Give all of the lines again, with nothing added or dropped.
========================================
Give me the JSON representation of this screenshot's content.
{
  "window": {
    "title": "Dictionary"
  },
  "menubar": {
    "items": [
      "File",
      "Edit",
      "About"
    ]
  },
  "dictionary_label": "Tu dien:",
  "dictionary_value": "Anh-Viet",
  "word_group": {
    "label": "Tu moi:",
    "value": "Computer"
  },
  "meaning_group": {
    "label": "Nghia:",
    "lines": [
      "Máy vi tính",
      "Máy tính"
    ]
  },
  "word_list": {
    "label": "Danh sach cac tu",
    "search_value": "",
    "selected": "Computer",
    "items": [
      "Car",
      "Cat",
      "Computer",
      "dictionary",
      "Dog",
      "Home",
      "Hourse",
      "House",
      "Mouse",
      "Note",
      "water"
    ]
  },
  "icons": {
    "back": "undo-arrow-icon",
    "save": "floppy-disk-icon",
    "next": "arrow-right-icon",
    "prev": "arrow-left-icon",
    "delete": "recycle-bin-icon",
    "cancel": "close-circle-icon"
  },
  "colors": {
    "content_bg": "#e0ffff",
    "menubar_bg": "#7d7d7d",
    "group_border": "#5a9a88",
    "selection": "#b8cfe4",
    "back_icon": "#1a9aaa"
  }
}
========================================
> _FULL ANSWER_:
Give me the JSON representation of this screenshot's content.
{
  "window": {
    "title": "Dictionary"
  },
  "menubar": {
    "items": [
      "File",
      "Edit",
      "About"
    ]
  },
  "dictionary_label": "Tu dien:",
  "dictionary_value": "Anh-Viet",
  "word_group": {
    "label": "Tu moi:",
    "value": "Computer"
  },
  "meaning_group": {
    "label": "Nghia:",
    "lines": [
      "Máy vi tính",
      "Máy tính"
    ]
  },
  "word_list": {
    "label": "Danh sach cac tu",
    "search_value": "",
    "selected": "Computer",
    "items": [
      "Car",
      "Cat",
      "Computer",
      "dictionary",
      "Dog",
      "Home",
      "Hourse",
      "House",
      "Mouse",
      "Note",
      "water"
    ]
  },
  "icons": {
    "back": "undo-arrow-icon",
    "save": "floppy-disk-icon",
    "next": "arrow-right-icon",
    "prev": "arrow-left-icon",
    "delete": "recycle-bin-icon",
    "cancel": "close-circle-icon"
  },
  "colors": {
    "content_bg": "#e0ffff",
    "menubar_bg": "#7d7d7d",
    "group_border": "#5a9a88",
    "selection": "#b8cfe4",
    "back_icon": "#1a9aaa"
  }
}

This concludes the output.